* _TASK INPUT_:
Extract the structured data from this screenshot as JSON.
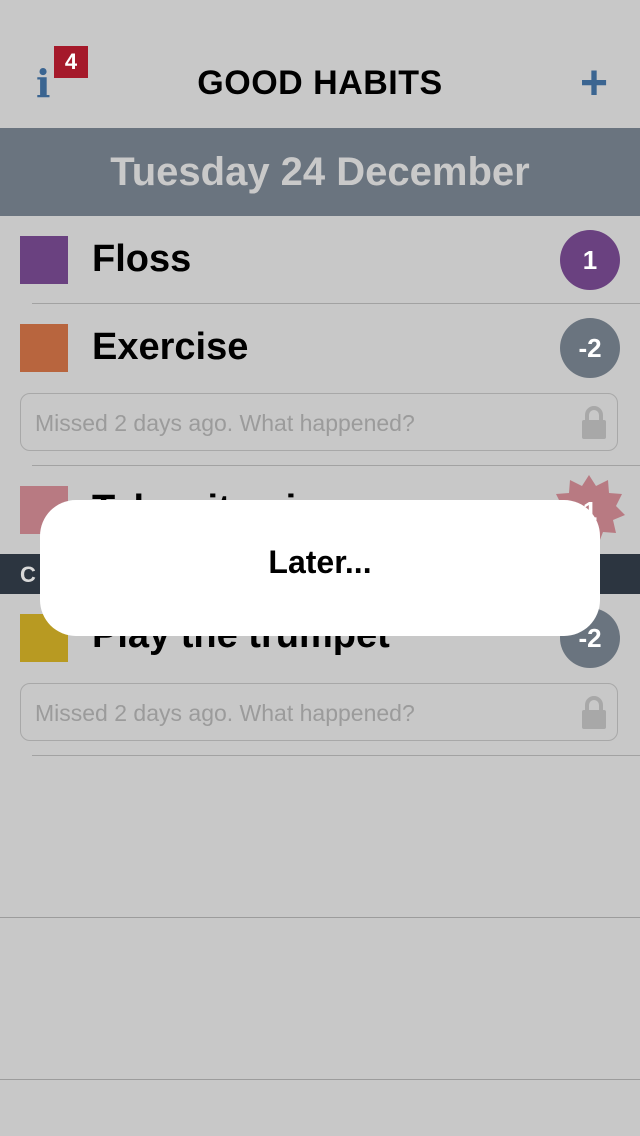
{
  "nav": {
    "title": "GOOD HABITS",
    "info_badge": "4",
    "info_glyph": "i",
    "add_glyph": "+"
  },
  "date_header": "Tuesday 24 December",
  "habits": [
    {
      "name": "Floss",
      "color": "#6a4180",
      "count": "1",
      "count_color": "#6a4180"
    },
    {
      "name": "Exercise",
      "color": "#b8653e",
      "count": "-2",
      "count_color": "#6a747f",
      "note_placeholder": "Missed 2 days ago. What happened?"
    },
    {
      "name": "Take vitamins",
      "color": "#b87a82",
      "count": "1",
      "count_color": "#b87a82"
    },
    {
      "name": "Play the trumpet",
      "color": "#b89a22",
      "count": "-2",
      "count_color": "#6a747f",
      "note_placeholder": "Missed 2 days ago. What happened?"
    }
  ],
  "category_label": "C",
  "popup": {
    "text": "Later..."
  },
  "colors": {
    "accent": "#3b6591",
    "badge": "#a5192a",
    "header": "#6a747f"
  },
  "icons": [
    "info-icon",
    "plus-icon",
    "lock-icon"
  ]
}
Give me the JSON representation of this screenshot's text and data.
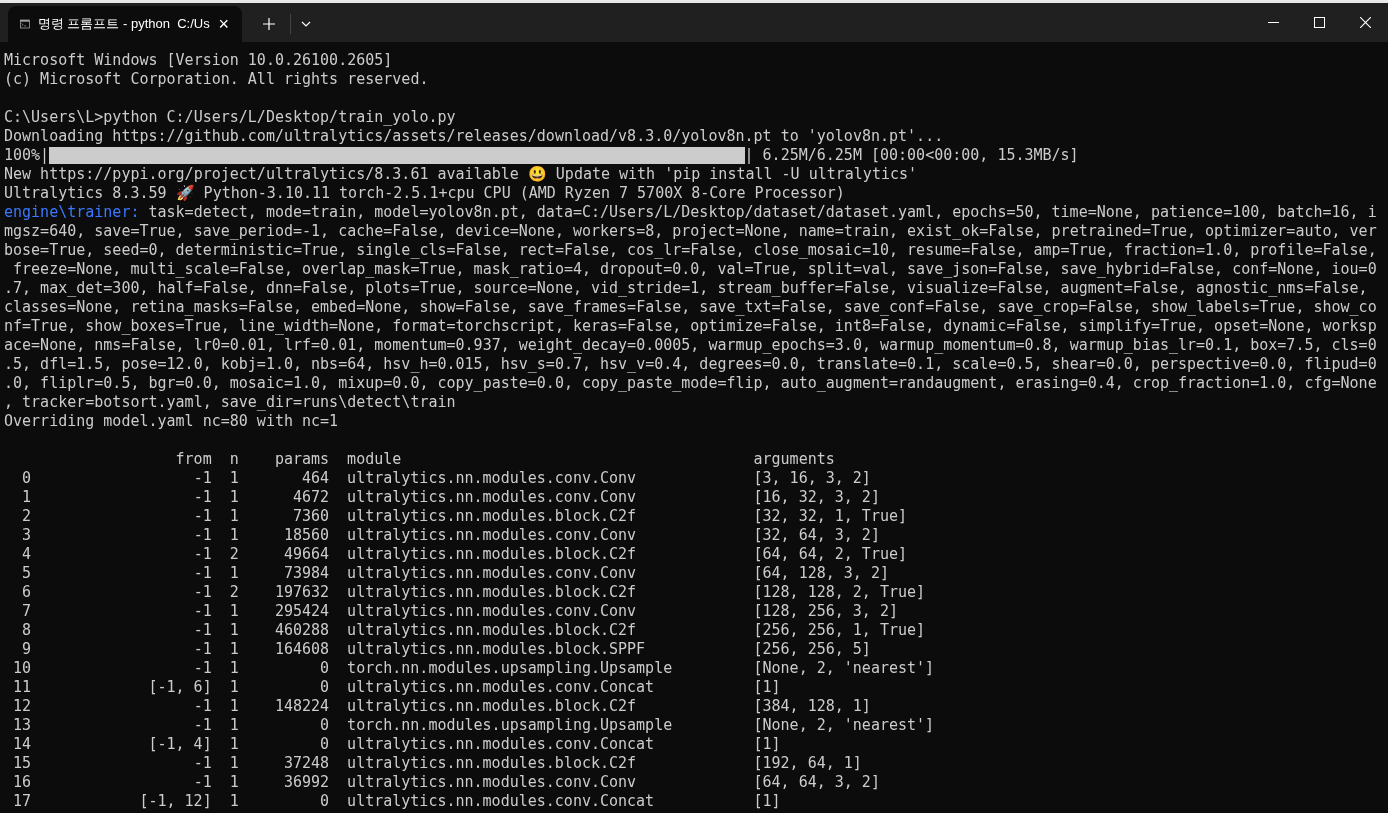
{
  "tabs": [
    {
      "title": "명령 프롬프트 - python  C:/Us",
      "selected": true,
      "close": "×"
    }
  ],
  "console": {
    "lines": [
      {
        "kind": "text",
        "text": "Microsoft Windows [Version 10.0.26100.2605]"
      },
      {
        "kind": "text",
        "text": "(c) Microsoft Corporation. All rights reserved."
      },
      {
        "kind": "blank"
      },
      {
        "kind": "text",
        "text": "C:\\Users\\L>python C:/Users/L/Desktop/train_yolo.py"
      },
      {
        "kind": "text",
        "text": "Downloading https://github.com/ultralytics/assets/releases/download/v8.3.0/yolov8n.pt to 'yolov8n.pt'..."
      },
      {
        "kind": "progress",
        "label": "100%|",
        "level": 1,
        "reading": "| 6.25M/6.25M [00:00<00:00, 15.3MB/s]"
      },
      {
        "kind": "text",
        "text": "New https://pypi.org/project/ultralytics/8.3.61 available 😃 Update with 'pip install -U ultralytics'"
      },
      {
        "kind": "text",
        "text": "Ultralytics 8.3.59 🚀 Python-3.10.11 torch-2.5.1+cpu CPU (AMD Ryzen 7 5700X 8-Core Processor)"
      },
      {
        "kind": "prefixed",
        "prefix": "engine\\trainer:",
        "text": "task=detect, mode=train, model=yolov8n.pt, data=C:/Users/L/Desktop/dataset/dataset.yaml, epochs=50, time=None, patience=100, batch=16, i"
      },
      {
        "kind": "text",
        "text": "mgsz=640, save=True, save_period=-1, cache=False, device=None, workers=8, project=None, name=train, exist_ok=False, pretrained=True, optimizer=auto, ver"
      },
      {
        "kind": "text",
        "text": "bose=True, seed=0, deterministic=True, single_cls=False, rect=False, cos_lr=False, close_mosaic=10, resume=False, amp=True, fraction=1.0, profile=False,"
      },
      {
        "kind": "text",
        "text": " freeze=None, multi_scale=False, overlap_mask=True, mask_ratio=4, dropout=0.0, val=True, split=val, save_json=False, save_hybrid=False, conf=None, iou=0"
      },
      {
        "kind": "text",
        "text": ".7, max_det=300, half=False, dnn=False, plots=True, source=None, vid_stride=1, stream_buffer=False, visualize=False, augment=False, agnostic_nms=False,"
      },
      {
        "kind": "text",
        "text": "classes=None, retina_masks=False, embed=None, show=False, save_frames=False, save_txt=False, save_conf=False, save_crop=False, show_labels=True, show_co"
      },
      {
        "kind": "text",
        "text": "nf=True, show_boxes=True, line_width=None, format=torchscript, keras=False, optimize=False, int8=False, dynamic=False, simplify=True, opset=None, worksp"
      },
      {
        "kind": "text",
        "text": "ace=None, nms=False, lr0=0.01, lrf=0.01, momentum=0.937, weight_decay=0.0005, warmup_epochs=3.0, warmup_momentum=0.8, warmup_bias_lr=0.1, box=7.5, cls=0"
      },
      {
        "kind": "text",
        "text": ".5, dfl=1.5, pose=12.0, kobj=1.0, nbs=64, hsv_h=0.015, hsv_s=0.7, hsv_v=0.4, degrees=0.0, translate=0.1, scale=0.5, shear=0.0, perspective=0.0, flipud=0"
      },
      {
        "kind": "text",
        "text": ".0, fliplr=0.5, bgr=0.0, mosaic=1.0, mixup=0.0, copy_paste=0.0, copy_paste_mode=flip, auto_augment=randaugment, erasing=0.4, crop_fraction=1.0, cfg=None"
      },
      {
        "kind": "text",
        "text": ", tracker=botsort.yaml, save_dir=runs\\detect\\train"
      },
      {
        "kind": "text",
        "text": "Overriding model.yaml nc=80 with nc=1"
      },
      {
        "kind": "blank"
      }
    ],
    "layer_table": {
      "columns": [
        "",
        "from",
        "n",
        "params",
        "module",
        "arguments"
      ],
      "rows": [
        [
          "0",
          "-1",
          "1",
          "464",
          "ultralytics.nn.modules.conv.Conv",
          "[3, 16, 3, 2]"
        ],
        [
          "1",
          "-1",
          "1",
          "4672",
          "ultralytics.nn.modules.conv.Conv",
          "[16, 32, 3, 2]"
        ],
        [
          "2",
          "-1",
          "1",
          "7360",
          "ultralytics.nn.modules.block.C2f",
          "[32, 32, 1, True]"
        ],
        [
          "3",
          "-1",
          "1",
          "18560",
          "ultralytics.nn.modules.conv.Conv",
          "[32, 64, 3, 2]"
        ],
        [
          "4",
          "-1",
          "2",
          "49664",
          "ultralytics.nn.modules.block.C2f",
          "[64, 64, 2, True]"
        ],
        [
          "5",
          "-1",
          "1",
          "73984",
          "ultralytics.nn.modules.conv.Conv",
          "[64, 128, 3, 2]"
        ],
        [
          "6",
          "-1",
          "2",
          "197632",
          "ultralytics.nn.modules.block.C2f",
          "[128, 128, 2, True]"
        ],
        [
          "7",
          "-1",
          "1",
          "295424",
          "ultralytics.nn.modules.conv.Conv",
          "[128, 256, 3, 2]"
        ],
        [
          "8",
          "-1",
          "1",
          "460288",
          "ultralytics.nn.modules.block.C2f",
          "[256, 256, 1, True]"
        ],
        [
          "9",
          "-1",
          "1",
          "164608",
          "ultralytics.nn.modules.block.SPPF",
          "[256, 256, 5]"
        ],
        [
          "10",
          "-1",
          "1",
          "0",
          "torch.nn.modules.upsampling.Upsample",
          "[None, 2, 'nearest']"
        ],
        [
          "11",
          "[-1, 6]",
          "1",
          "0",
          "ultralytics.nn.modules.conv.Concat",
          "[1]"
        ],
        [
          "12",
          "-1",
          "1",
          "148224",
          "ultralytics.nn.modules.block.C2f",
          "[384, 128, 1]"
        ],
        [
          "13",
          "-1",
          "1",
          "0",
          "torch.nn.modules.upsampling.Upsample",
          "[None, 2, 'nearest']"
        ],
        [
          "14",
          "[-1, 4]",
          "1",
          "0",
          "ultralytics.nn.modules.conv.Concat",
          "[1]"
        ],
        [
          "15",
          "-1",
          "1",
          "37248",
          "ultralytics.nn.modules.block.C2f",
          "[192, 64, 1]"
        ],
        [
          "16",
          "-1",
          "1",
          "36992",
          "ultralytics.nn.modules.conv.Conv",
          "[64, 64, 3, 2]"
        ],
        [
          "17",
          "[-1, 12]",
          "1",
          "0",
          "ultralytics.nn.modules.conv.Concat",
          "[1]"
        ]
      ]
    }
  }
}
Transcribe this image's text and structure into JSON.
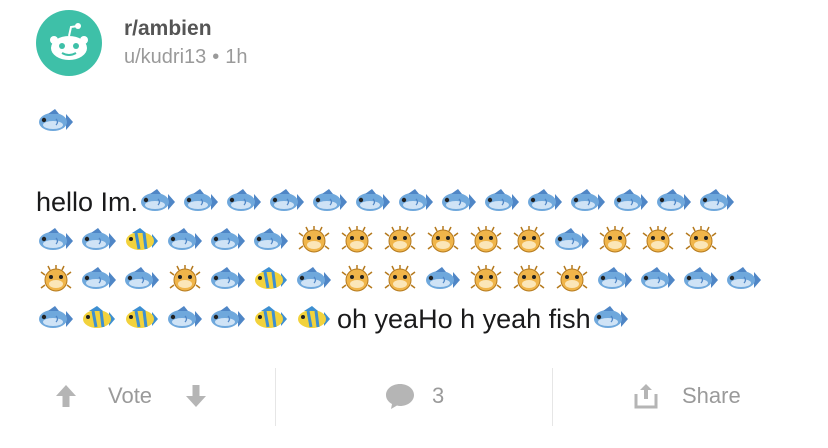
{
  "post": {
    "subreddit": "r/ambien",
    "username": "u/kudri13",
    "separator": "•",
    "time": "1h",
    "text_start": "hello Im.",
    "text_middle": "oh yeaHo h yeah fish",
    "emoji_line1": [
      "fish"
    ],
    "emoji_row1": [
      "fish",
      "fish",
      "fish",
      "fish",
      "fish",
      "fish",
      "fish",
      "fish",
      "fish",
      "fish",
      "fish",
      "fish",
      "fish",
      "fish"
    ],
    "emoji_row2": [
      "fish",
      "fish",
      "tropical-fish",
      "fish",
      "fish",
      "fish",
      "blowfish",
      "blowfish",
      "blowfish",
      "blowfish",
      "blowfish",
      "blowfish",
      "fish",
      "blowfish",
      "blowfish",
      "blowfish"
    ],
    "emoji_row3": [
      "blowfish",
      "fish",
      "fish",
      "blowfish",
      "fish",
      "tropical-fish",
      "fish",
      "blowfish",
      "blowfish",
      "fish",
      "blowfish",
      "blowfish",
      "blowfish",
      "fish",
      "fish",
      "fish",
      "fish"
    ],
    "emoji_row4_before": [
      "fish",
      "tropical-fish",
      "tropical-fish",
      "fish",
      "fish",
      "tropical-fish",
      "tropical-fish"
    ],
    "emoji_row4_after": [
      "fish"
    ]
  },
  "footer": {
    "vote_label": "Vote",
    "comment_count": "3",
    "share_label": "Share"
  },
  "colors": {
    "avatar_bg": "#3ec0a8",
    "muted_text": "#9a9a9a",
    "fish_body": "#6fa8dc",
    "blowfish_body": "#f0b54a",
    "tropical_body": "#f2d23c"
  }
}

* _THE PROBLEM_: Look over the records above and copy each line that includes the string "time".

* _WRITTEN SOLUTION_:
        "text": "task=detect, mode=train, model=yolov8n.pt, data=C:/Users/L/Desktop/dataset/dataset.yaml, epochs=50, time=None, patience=100, batch=16, i"
    "time": "1h",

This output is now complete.